== Given instruction ==
Retype the records below exactly as they appear.

(Dataset items)
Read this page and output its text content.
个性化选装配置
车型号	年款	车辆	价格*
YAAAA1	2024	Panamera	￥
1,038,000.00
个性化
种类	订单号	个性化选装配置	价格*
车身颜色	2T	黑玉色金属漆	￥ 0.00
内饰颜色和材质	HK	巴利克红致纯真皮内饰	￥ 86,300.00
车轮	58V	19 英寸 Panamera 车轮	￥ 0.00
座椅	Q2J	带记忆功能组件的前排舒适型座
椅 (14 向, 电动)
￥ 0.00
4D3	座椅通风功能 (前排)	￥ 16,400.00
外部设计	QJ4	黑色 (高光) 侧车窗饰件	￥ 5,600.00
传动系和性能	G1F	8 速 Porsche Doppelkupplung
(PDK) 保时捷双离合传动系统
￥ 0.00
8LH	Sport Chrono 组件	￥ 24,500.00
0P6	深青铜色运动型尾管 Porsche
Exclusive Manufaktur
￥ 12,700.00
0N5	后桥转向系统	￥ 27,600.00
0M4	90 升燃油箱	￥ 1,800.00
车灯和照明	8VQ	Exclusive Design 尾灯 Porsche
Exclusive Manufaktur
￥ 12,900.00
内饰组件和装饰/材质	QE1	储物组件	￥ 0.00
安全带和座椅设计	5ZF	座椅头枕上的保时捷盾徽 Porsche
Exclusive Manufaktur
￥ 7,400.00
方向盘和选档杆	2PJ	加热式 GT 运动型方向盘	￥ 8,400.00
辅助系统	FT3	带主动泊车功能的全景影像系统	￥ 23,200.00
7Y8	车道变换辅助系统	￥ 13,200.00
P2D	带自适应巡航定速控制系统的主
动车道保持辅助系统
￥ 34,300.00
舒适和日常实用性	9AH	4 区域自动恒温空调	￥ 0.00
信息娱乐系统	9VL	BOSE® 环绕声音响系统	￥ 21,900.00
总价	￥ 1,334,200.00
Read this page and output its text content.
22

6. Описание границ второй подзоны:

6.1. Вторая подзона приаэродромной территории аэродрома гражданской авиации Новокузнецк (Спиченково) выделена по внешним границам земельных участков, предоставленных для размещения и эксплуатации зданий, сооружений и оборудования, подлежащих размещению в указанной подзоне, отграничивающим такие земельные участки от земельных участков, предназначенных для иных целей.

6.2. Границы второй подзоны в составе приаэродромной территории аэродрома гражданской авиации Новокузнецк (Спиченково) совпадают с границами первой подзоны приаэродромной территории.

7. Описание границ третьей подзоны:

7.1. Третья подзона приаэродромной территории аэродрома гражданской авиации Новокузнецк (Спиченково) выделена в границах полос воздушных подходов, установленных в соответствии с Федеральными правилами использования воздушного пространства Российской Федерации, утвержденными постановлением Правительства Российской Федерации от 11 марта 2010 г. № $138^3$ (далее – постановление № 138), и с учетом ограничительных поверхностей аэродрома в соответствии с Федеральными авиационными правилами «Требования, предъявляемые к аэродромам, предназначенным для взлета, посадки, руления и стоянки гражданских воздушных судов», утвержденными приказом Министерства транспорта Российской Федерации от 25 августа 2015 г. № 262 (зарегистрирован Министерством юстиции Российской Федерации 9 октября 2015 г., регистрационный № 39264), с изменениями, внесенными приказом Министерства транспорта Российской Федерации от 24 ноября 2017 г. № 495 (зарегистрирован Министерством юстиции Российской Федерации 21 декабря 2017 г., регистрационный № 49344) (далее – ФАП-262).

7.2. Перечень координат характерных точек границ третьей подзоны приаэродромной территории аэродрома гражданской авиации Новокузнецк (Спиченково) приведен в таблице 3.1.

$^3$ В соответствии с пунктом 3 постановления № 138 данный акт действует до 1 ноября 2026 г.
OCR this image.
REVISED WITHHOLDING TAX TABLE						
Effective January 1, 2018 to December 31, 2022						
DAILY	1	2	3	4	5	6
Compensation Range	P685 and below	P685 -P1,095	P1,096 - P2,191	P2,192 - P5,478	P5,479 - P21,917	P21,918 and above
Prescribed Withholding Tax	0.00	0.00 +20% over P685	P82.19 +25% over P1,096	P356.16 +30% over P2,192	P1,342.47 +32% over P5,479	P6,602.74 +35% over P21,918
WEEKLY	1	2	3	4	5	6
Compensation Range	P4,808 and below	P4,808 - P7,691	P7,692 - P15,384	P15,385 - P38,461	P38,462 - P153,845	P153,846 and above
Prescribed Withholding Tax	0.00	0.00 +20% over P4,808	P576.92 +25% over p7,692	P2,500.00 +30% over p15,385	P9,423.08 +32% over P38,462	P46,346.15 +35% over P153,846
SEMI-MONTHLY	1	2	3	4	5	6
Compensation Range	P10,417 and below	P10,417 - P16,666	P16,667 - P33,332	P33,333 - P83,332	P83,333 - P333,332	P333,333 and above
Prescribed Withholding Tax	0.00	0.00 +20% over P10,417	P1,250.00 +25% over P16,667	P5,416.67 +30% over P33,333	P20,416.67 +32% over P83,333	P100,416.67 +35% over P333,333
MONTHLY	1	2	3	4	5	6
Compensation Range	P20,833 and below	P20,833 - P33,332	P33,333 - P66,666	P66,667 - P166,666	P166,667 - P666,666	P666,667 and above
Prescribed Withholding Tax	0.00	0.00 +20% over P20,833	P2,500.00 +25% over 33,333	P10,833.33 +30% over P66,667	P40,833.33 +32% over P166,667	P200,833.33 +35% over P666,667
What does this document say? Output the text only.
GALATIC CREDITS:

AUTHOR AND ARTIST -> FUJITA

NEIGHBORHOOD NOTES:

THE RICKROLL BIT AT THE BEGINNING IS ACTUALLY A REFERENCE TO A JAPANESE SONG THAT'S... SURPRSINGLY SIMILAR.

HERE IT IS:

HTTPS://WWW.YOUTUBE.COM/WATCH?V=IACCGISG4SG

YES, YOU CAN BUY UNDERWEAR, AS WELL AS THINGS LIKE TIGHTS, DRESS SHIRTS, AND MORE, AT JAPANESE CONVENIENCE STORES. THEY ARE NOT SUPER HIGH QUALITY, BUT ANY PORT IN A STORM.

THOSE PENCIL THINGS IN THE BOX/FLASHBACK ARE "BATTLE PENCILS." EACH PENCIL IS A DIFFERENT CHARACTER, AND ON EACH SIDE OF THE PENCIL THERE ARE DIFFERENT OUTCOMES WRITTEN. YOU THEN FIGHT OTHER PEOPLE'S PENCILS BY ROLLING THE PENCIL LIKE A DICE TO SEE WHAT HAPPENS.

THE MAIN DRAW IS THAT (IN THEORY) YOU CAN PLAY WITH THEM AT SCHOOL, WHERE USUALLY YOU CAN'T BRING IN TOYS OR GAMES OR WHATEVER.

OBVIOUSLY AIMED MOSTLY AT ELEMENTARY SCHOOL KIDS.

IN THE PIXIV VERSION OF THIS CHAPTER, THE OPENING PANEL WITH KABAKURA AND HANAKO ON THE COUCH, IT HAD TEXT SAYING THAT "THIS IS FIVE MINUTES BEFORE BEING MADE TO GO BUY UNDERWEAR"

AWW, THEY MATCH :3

== Problem solution ==
Read this page and output its text content.
个性化选装配置
车型号	年款	车辆	价格*
YAAAA1	2024	Panamera	￥
1,038,000.00
个性化
种类	订单号	个性化选装配置	价格*
车身颜色	2T	黑玉色金属漆	￥ 0.00
内饰颜色和材质	HK	巴利克红致纯真皮内饰	￥ 86,300.00
车轮	58V	19 英寸 Panamera 车轮	￥ 0.00
座椅	Q2J	带记忆功能组件的前排舒适型座
椅 (14 向, 电动)
￥ 0.00
4D3	座椅通风功能 (前排)	￥ 16,400.00
外部设计	QJ4	黑色 (高光) 侧车窗饰件	￥ 5,600.00
传动系和性能	G1F	8 速 Porsche Doppelkupplung
(PDK) 保时捷双离合传动系统
￥ 0.00
8LH	Sport Chrono 组件	￥ 24,500.00
0P6	深青铜色运动型尾管 Porsche
Exclusive Manufaktur
￥ 12,700.00
0N5	后桥转向系统	￥ 27,600.00
0M4	90 升燃油箱	￥ 1,800.00
车灯和照明	8VQ	Exclusive Design 尾灯 Porsche
Exclusive Manufaktur
￥ 12,900.00
内饰组件和装饰/材质	QE1	储物组件	￥ 0.00
安全带和座椅设计	5ZF	座椅头枕上的保时捷盾徽 Porsche
Exclusive Manufaktur
￥ 7,400.00
方向盘和选档杆	2PJ	加热式 GT 运动型方向盘	￥ 8,400.00
辅助系统	FT3	带主动泊车功能的全景影像系统	￥ 23,200.00
7Y8	车道变换辅助系统	￥ 13,200.00
P2D	带自适应巡航定速控制系统的主
动车道保持辅助系统
￥ 34,300.00
舒适和日常实用性	9AH	4 区域自动恒温空调	￥ 0.00
信息娱乐系统	9VL	BOSE® 环绕声音响系统	￥ 21,900.00
总价	￥ 1,334,200.00
Read this page and output its text content.
22

6. Описание границ второй подзоны:

6.1. Вторая подзона приаэродромной территории аэродрома гражданской авиации Новокузнецк (Спиченково) выделена по внешним границам земельных участков, предоставленных для размещения и эксплуатации зданий, сооружений и оборудования, подлежащих размещению в указанной подзоне, отграничивающим такие земельные участки от земельных участков, предназначенных для иных целей.

6.2. Границы второй подзоны в составе приаэродромной территории аэродрома гражданской авиации Новокузнецк (Спиченково) совпадают с границами первой подзоны приаэродромной территории.

7. Описание границ третьей подзоны:

7.1. Третья подзона приаэродромной территории аэродрома гражданской авиации Новокузнецк (Спиченково) выделена в границах полос воздушных подходов, установленных в соответствии с Федеральными правилами использования воздушного пространства Российской Федерации, утвержденными постановлением Правительства Российской Федерации от 11 марта 2010 г. № $138^3$ (далее – постановление № 138), и с учетом ограничительных поверхностей аэродрома в соответствии с Федеральными авиационными правилами «Требования, предъявляемые к аэродромам, предназначенным для взлета, посадки, руления и стоянки гражданских воздушных судов», утвержденными приказом Министерства транспорта Российской Федерации от 25 августа 2015 г. № 262 (зарегистрирован Министерством юстиции Российской Федерации 9 октября 2015 г., регистрационный № 39264), с изменениями, внесенными приказом Министерства транспорта Российской Федерации от 24 ноября 2017 г. № 495 (зарегистрирован Министерством юстиции Российской Федерации 21 декабря 2017 г., регистрационный № 49344) (далее – ФАП-262).

7.2. Перечень координат характерных точек границ третьей подзоны приаэродромной территории аэродрома гражданской авиации Новокузнецк (Спиченково) приведен в таблице 3.1.

$^3$ В соответствии с пунктом 3 постановления № 138 данный акт действует до 1 ноября 2026 г.
OCR this image.
REVISED WITHHOLDING TAX TABLE						
Effective January 1, 2018 to December 31, 2022						
DAILY	1	2	3	4	5	6
Compensation Range	P685 and below	P685 -P1,095	P1,096 - P2,191	P2,192 - P5,478	P5,479 - P21,917	P21,918 and above
Prescribed Withholding Tax	0.00	0.00 +20% over P685	P82.19 +25% over P1,096	P356.16 +30% over P2,192	P1,342.47 +32% over P5,479	P6,602.74 +35% over P21,918
WEEKLY	1	2	3	4	5	6
Compensation Range	P4,808 and below	P4,808 - P7,691	P7,692 - P15,384	P15,385 - P38,461	P38,462 - P153,845	P153,846 and above
Prescribed Withholding Tax	0.00	0.00 +20% over P4,808	P576.92 +25% over p7,692	P2,500.00 +30% over p15,385	P9,423.08 +32% over P38,462	P46,346.15 +35% over P153,846
SEMI-MONTHLY	1	2	3	4	5	6
Compensation Range	P10,417 and below	P10,417 - P16,666	P16,667 - P33,332	P33,333 - P83,332	P83,333 - P333,332	P333,333 and above
Prescribed Withholding Tax	0.00	0.00 +20% over P10,417	P1,250.00 +25% over P16,667	P5,416.67 +30% over P33,333	P20,416.67 +32% over P83,333	P100,416.67 +35% over P333,333
MONTHLY	1	2	3	4	5	6
Compensation Range	P20,833 and below	P20,833 - P33,332	P33,333 - P66,666	P66,667 - P166,666	P166,667 - P666,666	P666,667 and above
Prescribed Withholding Tax	0.00	0.00 +20% over P20,833	P2,500.00 +25% over 33,333	P10,833.33 +30% over P66,667	P40,833.33 +32% over P166,667	P200,833.33 +35% over P666,667
What does this document say? Output the text only.
GALATIC CREDITS:

AUTHOR AND ARTIST -> FUJITA

NEIGHBORHOOD NOTES:

THE RICKROLL BIT AT THE BEGINNING IS ACTUALLY A REFERENCE TO A JAPANESE SONG THAT'S... SURPRSINGLY SIMILAR.

HERE IT IS:

HTTPS://WWW.YOUTUBE.COM/WATCH?V=IACCGISG4SG

YES, YOU CAN BUY UNDERWEAR, AS WELL AS THINGS LIKE TIGHTS, DRESS SHIRTS, AND MORE, AT JAPANESE CONVENIENCE STORES. THEY ARE NOT SUPER HIGH QUALITY, BUT ANY PORT IN A STORM.

THOSE PENCIL THINGS IN THE BOX/FLASHBACK ARE "BATTLE PENCILS." EACH PENCIL IS A DIFFERENT CHARACTER, AND ON EACH SIDE OF THE PENCIL THERE ARE DIFFERENT OUTCOMES WRITTEN. YOU THEN FIGHT OTHER PEOPLE'S PENCILS BY ROLLING THE PENCIL LIKE A DICE TO SEE WHAT HAPPENS.

THE MAIN DRAW IS THAT (IN THEORY) YOU CAN PLAY WITH THEM AT SCHOOL, WHERE USUALLY YOU CAN'T BRING IN TOYS OR GAMES OR WHATEVER.

OBVIOUSLY AIMED MOSTLY AT ELEMENTARY SCHOOL KIDS.

IN THE PIXIV VERSION OF THIS CHAPTER, THE OPENING PANEL WITH KABAKURA AND HANAKO ON THE COUCH, IT HAD TEXT SAYING THAT "THIS IS FIVE MINUTES BEFORE BEING MADE TO GO BUY UNDERWEAR"

AWW, THEY MATCH :3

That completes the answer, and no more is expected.